Read the records and gather each line that includes "panel".

§ DATA IN THIS EXERCISE

[START]

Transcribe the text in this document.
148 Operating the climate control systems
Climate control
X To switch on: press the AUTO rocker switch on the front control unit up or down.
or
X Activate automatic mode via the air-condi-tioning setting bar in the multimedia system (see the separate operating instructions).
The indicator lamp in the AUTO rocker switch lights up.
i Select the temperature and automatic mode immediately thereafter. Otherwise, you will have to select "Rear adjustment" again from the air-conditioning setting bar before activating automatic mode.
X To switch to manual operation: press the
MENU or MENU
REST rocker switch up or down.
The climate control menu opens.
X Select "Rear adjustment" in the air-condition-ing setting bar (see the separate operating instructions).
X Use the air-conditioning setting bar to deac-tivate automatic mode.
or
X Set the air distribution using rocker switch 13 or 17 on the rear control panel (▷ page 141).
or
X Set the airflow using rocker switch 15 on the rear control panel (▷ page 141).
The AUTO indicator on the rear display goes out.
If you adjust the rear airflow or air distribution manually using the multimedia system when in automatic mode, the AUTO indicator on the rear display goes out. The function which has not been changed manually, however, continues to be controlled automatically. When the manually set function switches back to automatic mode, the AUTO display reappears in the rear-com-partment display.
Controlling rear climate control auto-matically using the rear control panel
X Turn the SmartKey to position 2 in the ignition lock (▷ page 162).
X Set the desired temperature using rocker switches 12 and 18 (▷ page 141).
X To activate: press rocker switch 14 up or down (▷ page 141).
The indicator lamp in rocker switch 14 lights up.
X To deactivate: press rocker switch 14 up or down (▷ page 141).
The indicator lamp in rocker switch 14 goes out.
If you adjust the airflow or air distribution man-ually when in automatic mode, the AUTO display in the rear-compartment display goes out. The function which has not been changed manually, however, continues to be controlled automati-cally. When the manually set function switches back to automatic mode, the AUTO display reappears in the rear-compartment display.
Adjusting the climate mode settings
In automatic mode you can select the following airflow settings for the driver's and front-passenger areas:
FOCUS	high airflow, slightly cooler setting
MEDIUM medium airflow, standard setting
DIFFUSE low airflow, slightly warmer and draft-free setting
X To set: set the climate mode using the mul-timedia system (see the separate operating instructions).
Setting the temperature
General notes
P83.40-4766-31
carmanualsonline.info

[END]
[START]

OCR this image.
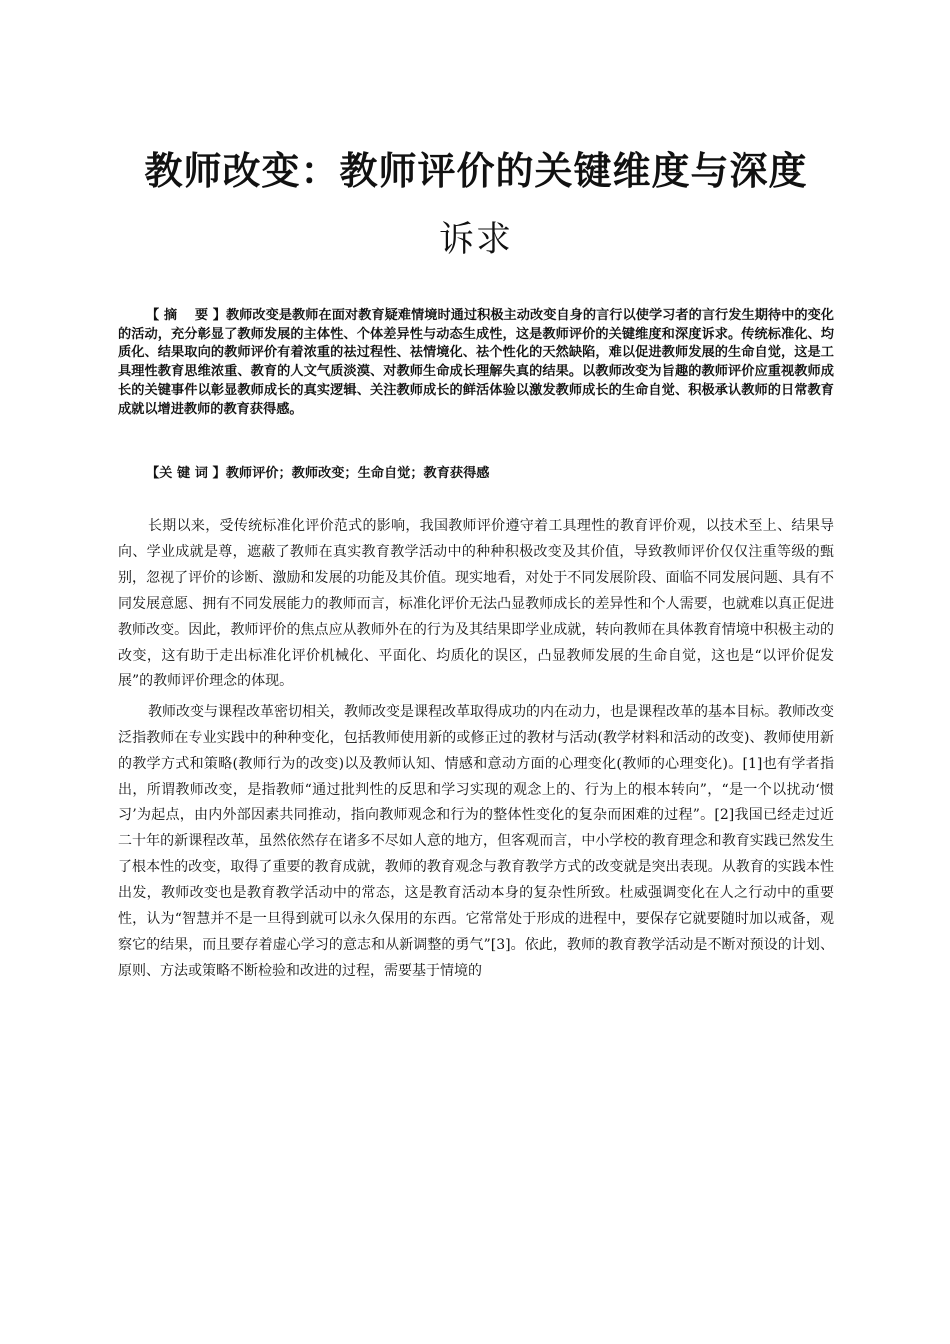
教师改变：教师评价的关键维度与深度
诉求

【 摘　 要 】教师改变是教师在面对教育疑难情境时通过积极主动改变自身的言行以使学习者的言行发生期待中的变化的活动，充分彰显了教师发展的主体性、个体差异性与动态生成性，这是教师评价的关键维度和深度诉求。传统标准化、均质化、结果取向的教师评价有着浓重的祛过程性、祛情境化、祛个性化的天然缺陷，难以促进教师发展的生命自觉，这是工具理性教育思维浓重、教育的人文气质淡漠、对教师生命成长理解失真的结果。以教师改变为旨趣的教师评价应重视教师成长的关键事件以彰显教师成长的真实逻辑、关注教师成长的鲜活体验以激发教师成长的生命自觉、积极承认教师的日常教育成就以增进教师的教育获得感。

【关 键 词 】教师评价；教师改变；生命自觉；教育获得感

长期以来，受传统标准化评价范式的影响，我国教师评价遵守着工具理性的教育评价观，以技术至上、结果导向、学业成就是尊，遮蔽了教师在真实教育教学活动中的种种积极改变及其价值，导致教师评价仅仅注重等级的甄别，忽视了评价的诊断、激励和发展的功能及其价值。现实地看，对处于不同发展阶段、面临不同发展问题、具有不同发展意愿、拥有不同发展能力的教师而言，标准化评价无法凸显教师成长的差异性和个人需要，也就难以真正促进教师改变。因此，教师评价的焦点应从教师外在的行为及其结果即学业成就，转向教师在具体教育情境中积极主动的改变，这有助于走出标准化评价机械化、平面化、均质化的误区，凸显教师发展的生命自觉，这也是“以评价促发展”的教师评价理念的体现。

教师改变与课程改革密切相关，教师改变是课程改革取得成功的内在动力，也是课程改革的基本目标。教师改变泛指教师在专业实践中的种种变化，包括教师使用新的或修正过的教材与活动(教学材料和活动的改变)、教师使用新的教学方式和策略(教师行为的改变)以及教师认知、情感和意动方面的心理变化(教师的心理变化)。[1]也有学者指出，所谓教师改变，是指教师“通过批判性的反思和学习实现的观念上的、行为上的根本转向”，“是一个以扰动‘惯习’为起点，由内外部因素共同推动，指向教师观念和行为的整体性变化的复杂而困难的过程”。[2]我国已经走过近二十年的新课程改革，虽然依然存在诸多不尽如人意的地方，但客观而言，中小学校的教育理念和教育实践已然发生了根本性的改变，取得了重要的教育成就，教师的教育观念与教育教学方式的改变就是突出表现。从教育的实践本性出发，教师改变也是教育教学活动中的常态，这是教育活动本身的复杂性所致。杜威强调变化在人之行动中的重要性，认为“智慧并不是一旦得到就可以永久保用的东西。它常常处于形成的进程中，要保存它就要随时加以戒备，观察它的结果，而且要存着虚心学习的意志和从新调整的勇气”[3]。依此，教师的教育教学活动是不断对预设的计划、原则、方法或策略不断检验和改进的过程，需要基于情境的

[END]
[START]

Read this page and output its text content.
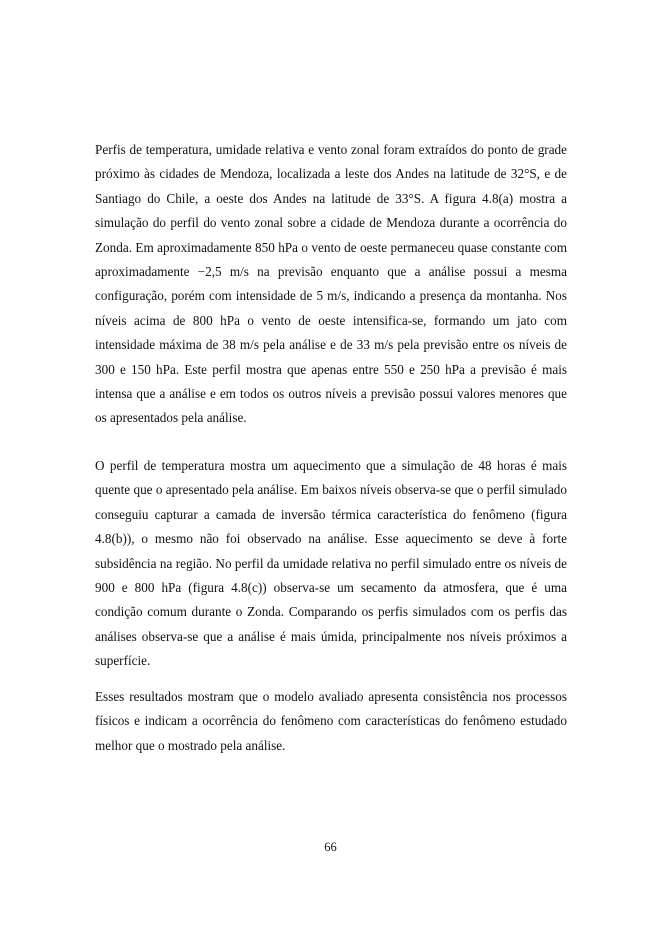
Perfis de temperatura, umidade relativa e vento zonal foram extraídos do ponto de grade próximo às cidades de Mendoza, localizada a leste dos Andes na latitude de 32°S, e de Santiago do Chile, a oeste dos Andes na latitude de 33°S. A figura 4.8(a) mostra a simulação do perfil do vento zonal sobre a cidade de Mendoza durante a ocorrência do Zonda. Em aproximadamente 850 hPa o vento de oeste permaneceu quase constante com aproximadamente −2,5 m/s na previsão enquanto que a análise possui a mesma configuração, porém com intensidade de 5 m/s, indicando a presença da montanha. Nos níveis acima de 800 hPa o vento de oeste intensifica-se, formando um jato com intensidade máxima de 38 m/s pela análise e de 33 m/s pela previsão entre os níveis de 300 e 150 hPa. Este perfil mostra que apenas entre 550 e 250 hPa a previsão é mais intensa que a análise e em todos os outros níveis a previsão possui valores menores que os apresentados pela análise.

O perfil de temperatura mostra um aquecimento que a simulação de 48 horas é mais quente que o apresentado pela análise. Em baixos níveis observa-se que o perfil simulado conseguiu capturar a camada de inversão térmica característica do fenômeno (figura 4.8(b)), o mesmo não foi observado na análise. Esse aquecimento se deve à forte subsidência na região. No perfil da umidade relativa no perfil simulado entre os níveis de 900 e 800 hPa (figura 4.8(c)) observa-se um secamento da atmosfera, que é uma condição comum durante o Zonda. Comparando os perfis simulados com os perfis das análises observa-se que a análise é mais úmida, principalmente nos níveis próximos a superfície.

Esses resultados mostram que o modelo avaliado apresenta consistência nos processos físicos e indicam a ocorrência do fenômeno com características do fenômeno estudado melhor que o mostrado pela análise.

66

[END]

§ REPLY
X Set the air distribution using rocker switch 13 or 17 on the rear control panel (▷ page 141).
X Set the airflow using rocker switch 15 on the rear control panel (▷ page 141).
Controlling rear climate control auto-matically using the rear control panel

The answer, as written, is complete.